Task details: The data below must be copied in full and without any change.

-- START OF Record extracts --

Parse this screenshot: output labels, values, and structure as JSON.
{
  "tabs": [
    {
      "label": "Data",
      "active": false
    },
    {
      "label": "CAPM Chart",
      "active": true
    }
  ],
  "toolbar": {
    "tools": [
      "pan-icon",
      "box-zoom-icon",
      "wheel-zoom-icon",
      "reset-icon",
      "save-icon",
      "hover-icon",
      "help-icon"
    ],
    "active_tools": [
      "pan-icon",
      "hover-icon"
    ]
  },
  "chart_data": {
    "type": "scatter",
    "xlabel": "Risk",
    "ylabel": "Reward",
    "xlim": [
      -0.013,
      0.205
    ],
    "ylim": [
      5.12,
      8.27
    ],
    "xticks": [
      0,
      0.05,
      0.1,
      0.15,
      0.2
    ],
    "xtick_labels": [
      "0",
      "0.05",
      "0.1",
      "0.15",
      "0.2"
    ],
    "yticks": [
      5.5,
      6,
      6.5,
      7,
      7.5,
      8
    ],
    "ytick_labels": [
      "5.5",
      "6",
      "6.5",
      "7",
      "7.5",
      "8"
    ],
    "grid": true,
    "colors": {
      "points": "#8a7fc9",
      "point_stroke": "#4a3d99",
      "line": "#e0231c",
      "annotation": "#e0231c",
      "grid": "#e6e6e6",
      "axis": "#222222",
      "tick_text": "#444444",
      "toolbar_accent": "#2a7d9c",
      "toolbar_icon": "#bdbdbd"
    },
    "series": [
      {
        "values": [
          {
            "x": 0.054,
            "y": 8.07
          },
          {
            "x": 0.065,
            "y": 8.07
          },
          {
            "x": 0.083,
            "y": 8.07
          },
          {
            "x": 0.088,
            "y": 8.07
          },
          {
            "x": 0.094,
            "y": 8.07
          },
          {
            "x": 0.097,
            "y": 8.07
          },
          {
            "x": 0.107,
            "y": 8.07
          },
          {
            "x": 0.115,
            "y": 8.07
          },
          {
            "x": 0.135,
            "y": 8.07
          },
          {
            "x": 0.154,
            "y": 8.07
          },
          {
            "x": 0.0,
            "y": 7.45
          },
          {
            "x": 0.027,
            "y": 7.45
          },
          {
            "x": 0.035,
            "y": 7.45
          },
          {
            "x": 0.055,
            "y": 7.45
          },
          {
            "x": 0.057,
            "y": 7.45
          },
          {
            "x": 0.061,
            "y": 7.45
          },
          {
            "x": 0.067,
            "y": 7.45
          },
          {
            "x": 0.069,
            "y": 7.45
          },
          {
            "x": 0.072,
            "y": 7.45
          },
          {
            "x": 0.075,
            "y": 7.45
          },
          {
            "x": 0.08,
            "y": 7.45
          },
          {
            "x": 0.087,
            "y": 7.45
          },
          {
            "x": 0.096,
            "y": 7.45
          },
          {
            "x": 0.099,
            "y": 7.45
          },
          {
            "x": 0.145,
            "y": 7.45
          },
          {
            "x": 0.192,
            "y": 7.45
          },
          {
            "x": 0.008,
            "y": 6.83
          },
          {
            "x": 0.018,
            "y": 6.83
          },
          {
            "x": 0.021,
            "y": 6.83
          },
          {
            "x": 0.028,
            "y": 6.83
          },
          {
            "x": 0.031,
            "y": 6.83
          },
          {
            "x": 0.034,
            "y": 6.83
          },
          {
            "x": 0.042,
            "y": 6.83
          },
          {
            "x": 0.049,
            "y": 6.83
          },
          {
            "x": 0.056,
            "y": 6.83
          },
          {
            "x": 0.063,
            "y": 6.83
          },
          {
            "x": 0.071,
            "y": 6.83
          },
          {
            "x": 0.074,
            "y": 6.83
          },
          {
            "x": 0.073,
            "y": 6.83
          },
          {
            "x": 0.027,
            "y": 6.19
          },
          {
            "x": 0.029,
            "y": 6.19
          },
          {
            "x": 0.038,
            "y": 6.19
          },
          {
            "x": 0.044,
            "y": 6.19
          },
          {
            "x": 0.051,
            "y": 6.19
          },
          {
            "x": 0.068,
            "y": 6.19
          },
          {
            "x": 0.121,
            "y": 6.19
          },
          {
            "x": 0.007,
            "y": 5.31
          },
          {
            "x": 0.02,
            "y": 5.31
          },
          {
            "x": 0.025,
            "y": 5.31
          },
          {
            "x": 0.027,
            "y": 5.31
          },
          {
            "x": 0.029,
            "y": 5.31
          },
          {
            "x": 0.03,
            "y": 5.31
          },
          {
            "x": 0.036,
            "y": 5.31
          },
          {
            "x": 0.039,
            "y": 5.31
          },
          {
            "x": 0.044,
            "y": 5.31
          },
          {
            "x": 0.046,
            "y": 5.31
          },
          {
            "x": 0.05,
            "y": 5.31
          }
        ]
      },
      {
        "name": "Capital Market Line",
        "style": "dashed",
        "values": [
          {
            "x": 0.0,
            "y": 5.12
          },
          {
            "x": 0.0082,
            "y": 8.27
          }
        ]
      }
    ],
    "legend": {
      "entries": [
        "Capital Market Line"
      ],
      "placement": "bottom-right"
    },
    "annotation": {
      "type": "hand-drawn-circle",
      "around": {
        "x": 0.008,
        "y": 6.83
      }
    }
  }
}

-- END OF Record extracts --

Output for this task:
Parse this screenshot: output labels, values, and structure as JSON.
{
  "tabs": [
    {
      "label": "Data",
      "active": false
    },
    {
      "label": "CAPM Chart",
      "active": true
    }
  ],
  "toolbar": {
    "tools": [
      "pan-icon",
      "box-zoom-icon",
      "wheel-zoom-icon",
      "reset-icon",
      "save-icon",
      "hover-icon",
      "help-icon"
    ],
    "active_tools": [
      "pan-icon",
      "hover-icon"
    ]
  },
  "chart_data": {
    "type": "scatter",
    "xlabel": "Risk",
    "ylabel": "Reward",
    "xlim": [
      -0.013,
      0.205
    ],
    "ylim": [
      5.12,
      8.27
    ],
    "xticks": [
      0,
      0.05,
      0.1,
      0.15,
      0.2
    ],
    "xtick_labels": [
      "0",
      "0.05",
      "0.1",
      "0.15",
      "0.2"
    ],
    "yticks": [
      5.5,
      6,
      6.5,
      7,
      7.5,
      8
    ],
    "ytick_labels": [
      "5.5",
      "6",
      "6.5",
      "7",
      "7.5",
      "8"
    ],
    "grid": true,
    "colors": {
      "points": "#8a7fc9",
      "point_stroke": "#4a3d99",
      "line": "#e0231c",
      "annotation": "#e0231c",
      "grid": "#e6e6e6",
      "axis": "#222222",
      "tick_text": "#444444",
      "toolbar_accent": "#2a7d9c",
      "toolbar_icon": "#bdbdbd"
    },
    "series": [
      {
        "values": [
          {
            "x": 0.054,
            "y": 8.07
          },
          {
            "x": 0.065,
            "y": 8.07
          },
          {
            "x": 0.083,
            "y": 8.07
          },
          {
            "x": 0.088,
            "y": 8.07
          },
          {
            "x": 0.094,
            "y": 8.07
          },
          {
            "x": 0.097,
            "y": 8.07
          },
          {
            "x": 0.107,
            "y": 8.07
          },
          {
            "x": 0.115,
            "y": 8.07
          },
          {
            "x": 0.135,
            "y": 8.07
          },
          {
            "x": 0.154,
            "y": 8.07
          },
          {
            "x": 0.0,
            "y": 7.45
          },
          {
            "x": 0.027,
            "y": 7.45
          },
          {
            "x": 0.035,
            "y": 7.45
          },
          {
            "x": 0.055,
            "y": 7.45
          },
          {
            "x": 0.057,
            "y": 7.45
          },
          {
            "x": 0.061,
            "y": 7.45
          },
          {
            "x": 0.067,
            "y": 7.45
          },
          {
            "x": 0.069,
            "y": 7.45
          },
          {
            "x": 0.072,
            "y": 7.45
          },
          {
            "x": 0.075,
            "y": 7.45
          },
          {
            "x": 0.08,
            "y": 7.45
          },
          {
            "x": 0.087,
            "y": 7.45
          },
          {
            "x": 0.096,
            "y": 7.45
          },
          {
            "x": 0.099,
            "y": 7.45
          },
          {
            "x": 0.145,
            "y": 7.45
          },
          {
            "x": 0.192,
            "y": 7.45
          },
          {
            "x": 0.008,
            "y": 6.83
          },
          {
            "x": 0.018,
            "y": 6.83
          },
          {
            "x": 0.021,
            "y": 6.83
          },
          {
            "x": 0.028,
            "y": 6.83
          },
          {
            "x": 0.031,
            "y": 6.83
          },
          {
            "x": 0.034,
            "y": 6.83
          },
          {
            "x": 0.042,
            "y": 6.83
          },
          {
            "x": 0.049,
            "y": 6.83
          },
          {
            "x": 0.056,
            "y": 6.83
          },
          {
            "x": 0.063,
            "y": 6.83
          },
          {
            "x": 0.071,
            "y": 6.83
          },
          {
            "x": 0.074,
            "y": 6.83
          },
          {
            "x": 0.073,
            "y": 6.83
          },
          {
            "x": 0.027,
            "y": 6.19
          },
          {
            "x": 0.029,
            "y": 6.19
          },
          {
            "x": 0.038,
            "y": 6.19
          },
          {
            "x": 0.044,
            "y": 6.19
          },
          {
            "x": 0.051,
            "y": 6.19
          },
          {
            "x": 0.068,
            "y": 6.19
          },
          {
            "x": 0.121,
            "y": 6.19
          },
          {
            "x": 0.007,
            "y": 5.31
          },
          {
            "x": 0.02,
            "y": 5.31
          },
          {
            "x": 0.025,
            "y": 5.31
          },
          {
            "x": 0.027,
            "y": 5.31
          },
          {
            "x": 0.029,
            "y": 5.31
          },
          {
            "x": 0.03,
            "y": 5.31
          },
          {
            "x": 0.036,
            "y": 5.31
          },
          {
            "x": 0.039,
            "y": 5.31
          },
          {
            "x": 0.044,
            "y": 5.31
          },
          {
            "x": 0.046,
            "y": 5.31
          },
          {
            "x": 0.05,
            "y": 5.31
          }
        ]
      },
      {
        "name": "Capital Market Line",
        "style": "dashed",
        "values": [
          {
            "x": 0.0,
            "y": 5.12
          },
          {
            "x": 0.0082,
            "y": 8.27
          }
        ]
      }
    ],
    "legend": {
      "entries": [
        "Capital Market Line"
      ],
      "placement": "bottom-right"
    },
    "annotation": {
      "type": "hand-drawn-circle",
      "around": {
        "x": 0.008,
        "y": 6.83
      }
    }
  }
}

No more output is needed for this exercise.